THE RECORDS:
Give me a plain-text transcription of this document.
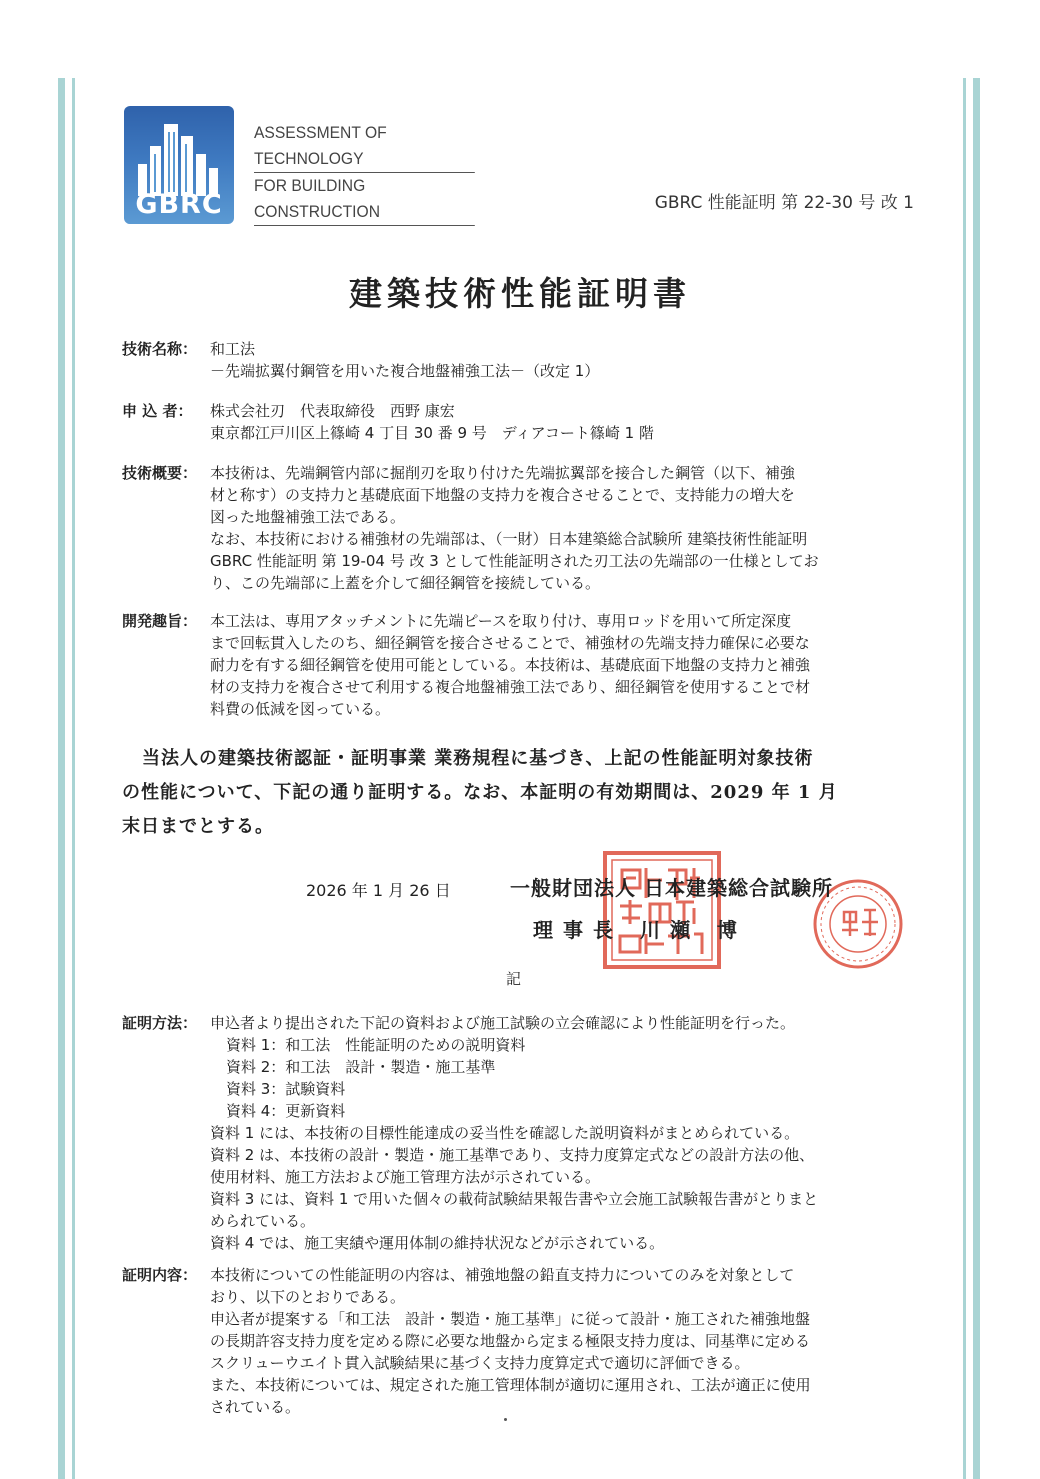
GBRC
ASSESSMENT OF TECHNOLOGY
FOR BUILDING CONSTRUCTION	GBRC 性能証明 第 22-30 号 改 1
建築技術性能証明書
技術名称： 和工法
－先端拡翼付鋼管を用いた複合地盤補強工法－（改定 1）
申 込 者：	株式会社刃　代表取締役　西野 康宏
東京都江戸川区上篠崎 4 丁目 30 番 9 号　ディアコート篠崎 1 階
技術概要： 本技術は、先端鋼管内部に掘削刃を取り付けた先端拡翼部を接合した鋼管（以下、補強
材と称す）の支持力と基礎底面下地盤の支持力を複合させることで、支持能力の増大を
図った地盤補強工法である。
なお、本技術における補強材の先端部は、（一財）日本建築総合試験所 建築技術性能証明
GBRC 性能証明 第 19-04 号 改 3 として性能証明された刃工法の先端部の一仕様としてお
り、この先端部に上蓋を介して細径鋼管を接続している。
開発趣旨： 本工法は、専用アタッチメントに先端ピースを取り付け、専用ロッドを用いて所定深度
まで回転貫入したのち、細径鋼管を接合させることで、補強材の先端支持力確保に必要な
耐力を有する細径鋼管を使用可能としている。本技術は、基礎底面下地盤の支持力と補強
材の支持力を複合させて利用する複合地盤補強工法であり、細径鋼管を使用することで材
料費の低減を図っている。
当法人の建築技術認証・証明事業 業務規程に基づき、上記の性能証明対象技術
の性能について、下記の通り証明する。なお、本証明の有効期間は、2029 年 1 月
末日までとする。
2026 年 1 月 26 日	一般財団法人 日本建築総合試験所
理事長 川瀬 博
記
証明方法： 申込者より提出された下記の資料および施工試験の立会確認により性能証明を行った。
資料 1：和工法　性能証明のための説明資料
資料 2：和工法　設計・製造・施工基準
資料 3：試験資料
資料 4：更新資料
資料 1 には、本技術の目標性能達成の妥当性を確認した説明資料がまとめられている。
資料 2 は、本技術の設計・製造・施工基準であり、支持力度算定式などの設計方法の他、
使用材料、施工方法および施工管理方法が示されている。
資料 3 には、資料 1 で用いた個々の載荷試験結果報告書や立会施工試験報告書がとりまと
められている。
資料 4 では、施工実績や運用体制の維持状況などが示されている。
証明内容： 本技術についての性能証明の内容は、補強地盤の鉛直支持力についてのみを対象として
おり、以下のとおりである。
申込者が提案する「和工法　設計・製造・施工基準」に従って設計・施工された補強地盤
の長期許容支持力度を定める際に必要な地盤から定まる極限支持力度は、同基準に定める
スクリューウエイト貫入試験結果に基づく支持力度算定式で適切に評価できる。
また、本技術については、規定された施工管理体制が適切に運用され、工法が適正に使用
されている。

WORK INSTRUCTIONS: Your copy should match the entries exactly, minus the pictures.

OUTPUT FOR THIS EXERCISE:
Give me a plain-text transcription of this document.
GBRC
ASSESSMENT OF TECHNOLOGY
FOR BUILDING CONSTRUCTION	GBRC 性能証明 第 22-30 号 改 1
建築技術性能証明書
技術名称： 和工法
－先端拡翼付鋼管を用いた複合地盤補強工法－（改定 1）
申 込 者：	株式会社刃　代表取締役　西野 康宏
東京都江戸川区上篠崎 4 丁目 30 番 9 号　ディアコート篠崎 1 階
技術概要： 本技術は、先端鋼管内部に掘削刃を取り付けた先端拡翼部を接合した鋼管（以下、補強
材と称す）の支持力と基礎底面下地盤の支持力を複合させることで、支持能力の増大を
図った地盤補強工法である。
なお、本技術における補強材の先端部は、（一財）日本建築総合試験所 建築技術性能証明
GBRC 性能証明 第 19-04 号 改 3 として性能証明された刃工法の先端部の一仕様としてお
り、この先端部に上蓋を介して細径鋼管を接続している。
開発趣旨： 本工法は、専用アタッチメントに先端ピースを取り付け、専用ロッドを用いて所定深度
まで回転貫入したのち、細径鋼管を接合させることで、補強材の先端支持力確保に必要な
耐力を有する細径鋼管を使用可能としている。本技術は、基礎底面下地盤の支持力と補強
材の支持力を複合させて利用する複合地盤補強工法であり、細径鋼管を使用することで材
料費の低減を図っている。
当法人の建築技術認証・証明事業 業務規程に基づき、上記の性能証明対象技術
の性能について、下記の通り証明する。なお、本証明の有効期間は、2029 年 1 月
末日までとする。
2026 年 1 月 26 日	一般財団法人 日本建築総合試験所
理事長 川瀬 博
記
証明方法： 申込者より提出された下記の資料および施工試験の立会確認により性能証明を行った。
資料 1：和工法　性能証明のための説明資料
資料 2：和工法　設計・製造・施工基準
資料 3：試験資料
資料 4：更新資料
資料 1 には、本技術の目標性能達成の妥当性を確認した説明資料がまとめられている。
資料 2 は、本技術の設計・製造・施工基準であり、支持力度算定式などの設計方法の他、
使用材料、施工方法および施工管理方法が示されている。
資料 3 には、資料 1 で用いた個々の載荷試験結果報告書や立会施工試験報告書がとりまと
められている。
資料 4 では、施工実績や運用体制の維持状況などが示されている。
証明内容： 本技術についての性能証明の内容は、補強地盤の鉛直支持力についてのみを対象として
おり、以下のとおりである。
申込者が提案する「和工法　設計・製造・施工基準」に従って設計・施工された補強地盤
の長期許容支持力度を定める際に必要な地盤から定まる極限支持力度は、同基準に定める
スクリューウエイト貫入試験結果に基づく支持力度算定式で適切に評価できる。
また、本技術については、規定された施工管理体制が適切に運用され、工法が適正に使用
されている。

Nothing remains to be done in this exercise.